**Entries taken from a collection:**
- - - - -

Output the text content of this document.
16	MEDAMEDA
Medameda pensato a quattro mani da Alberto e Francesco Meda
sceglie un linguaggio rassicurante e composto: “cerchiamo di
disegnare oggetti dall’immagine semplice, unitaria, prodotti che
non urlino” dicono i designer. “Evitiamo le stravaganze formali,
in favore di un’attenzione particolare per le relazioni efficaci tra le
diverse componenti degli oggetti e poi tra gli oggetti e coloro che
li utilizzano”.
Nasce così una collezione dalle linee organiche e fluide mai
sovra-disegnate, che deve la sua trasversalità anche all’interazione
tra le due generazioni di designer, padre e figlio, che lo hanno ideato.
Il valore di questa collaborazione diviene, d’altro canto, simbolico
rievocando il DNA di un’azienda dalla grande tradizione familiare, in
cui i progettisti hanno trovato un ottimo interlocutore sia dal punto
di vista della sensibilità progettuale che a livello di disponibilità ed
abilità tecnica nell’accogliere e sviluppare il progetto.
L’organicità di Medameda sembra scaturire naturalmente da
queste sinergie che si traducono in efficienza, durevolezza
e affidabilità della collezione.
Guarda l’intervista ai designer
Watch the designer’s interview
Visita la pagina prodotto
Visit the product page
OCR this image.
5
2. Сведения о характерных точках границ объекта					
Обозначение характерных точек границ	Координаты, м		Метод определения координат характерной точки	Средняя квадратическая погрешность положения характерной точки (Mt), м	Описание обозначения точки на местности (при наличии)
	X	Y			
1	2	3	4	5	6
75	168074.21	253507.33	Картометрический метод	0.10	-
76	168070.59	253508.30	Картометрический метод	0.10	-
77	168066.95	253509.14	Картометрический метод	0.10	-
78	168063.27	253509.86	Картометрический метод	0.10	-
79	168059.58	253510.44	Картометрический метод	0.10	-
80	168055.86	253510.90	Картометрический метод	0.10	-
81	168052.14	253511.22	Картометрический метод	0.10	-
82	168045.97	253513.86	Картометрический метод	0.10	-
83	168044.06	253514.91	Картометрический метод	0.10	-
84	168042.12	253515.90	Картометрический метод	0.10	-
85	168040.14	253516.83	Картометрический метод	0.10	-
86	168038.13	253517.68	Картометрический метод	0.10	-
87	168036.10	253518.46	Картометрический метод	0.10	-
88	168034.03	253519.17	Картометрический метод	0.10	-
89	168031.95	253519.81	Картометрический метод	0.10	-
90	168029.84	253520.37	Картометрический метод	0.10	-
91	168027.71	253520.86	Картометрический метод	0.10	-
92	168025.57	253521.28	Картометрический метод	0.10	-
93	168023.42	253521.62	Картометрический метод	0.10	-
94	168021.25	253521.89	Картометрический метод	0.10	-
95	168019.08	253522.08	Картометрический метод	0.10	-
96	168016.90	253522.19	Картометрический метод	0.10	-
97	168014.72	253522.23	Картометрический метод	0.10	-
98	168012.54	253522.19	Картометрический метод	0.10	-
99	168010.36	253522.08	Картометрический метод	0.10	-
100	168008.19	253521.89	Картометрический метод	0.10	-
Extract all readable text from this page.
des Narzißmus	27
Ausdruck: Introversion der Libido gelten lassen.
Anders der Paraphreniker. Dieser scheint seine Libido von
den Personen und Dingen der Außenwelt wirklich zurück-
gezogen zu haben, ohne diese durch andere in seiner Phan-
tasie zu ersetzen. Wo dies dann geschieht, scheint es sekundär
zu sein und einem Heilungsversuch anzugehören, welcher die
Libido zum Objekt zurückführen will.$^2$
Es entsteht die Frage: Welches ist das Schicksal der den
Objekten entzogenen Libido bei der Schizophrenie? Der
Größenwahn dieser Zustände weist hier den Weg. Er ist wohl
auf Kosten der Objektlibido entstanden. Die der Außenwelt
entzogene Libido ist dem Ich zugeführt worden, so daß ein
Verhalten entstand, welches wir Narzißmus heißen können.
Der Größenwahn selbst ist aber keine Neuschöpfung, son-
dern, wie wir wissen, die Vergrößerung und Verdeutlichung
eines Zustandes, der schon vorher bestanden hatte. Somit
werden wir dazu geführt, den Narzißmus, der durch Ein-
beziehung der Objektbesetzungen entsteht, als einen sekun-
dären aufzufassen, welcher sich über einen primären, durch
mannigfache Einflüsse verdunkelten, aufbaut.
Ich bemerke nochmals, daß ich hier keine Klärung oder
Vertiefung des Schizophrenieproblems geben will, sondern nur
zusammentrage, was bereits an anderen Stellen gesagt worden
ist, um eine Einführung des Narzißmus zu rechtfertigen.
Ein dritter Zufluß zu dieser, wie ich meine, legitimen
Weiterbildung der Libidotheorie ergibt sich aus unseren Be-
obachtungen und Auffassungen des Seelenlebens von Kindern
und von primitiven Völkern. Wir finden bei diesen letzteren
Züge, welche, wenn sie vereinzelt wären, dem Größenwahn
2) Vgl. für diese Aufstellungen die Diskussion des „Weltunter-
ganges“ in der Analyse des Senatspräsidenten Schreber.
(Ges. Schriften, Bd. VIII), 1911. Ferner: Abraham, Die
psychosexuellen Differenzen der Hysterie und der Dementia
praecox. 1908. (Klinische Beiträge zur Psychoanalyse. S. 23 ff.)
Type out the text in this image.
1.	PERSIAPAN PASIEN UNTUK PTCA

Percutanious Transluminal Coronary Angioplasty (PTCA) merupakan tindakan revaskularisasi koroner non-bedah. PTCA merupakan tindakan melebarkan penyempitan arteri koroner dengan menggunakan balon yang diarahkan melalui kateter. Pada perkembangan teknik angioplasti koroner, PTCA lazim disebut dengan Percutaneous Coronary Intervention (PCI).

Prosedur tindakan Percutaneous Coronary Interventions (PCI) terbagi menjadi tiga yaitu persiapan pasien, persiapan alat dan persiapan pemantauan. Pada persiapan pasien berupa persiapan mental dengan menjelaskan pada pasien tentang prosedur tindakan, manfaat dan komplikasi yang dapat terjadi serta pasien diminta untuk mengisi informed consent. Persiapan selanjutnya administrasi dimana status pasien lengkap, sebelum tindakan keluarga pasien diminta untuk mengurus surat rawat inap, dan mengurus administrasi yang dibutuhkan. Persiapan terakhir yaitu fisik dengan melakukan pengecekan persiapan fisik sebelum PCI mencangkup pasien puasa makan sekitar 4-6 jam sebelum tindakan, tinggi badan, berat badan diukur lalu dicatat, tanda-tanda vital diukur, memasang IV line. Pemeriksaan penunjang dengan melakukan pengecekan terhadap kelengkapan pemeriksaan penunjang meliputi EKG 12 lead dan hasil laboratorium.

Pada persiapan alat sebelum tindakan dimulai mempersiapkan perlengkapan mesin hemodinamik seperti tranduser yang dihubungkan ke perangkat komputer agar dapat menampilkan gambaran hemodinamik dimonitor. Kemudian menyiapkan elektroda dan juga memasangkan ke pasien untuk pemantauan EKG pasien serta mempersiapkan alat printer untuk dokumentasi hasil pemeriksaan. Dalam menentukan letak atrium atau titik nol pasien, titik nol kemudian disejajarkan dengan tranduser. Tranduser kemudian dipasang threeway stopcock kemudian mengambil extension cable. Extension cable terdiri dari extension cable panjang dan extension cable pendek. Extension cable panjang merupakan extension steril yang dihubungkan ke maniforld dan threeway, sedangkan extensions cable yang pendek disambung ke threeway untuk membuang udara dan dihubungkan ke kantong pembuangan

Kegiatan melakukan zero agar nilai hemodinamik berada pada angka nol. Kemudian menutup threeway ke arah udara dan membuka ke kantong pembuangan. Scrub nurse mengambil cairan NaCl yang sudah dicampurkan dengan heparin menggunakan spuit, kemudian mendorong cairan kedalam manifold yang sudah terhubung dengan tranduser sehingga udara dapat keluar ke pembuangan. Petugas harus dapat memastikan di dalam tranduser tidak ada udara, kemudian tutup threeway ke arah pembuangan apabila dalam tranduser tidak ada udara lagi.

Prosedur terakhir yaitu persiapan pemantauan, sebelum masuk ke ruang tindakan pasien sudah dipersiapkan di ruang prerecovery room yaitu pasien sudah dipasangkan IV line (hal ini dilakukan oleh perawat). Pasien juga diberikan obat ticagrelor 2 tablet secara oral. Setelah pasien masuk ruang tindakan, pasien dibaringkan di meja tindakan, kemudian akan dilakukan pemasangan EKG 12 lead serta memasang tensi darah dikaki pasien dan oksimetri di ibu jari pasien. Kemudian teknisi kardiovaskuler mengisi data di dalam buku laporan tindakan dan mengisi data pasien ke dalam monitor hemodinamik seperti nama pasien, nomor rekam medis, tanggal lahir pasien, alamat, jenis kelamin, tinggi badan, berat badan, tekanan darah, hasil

- - - - -

**Exercise task:** Your task is to report how many lines of the material include the string "designer". Give the number and no other words.

**Correct answer:** 4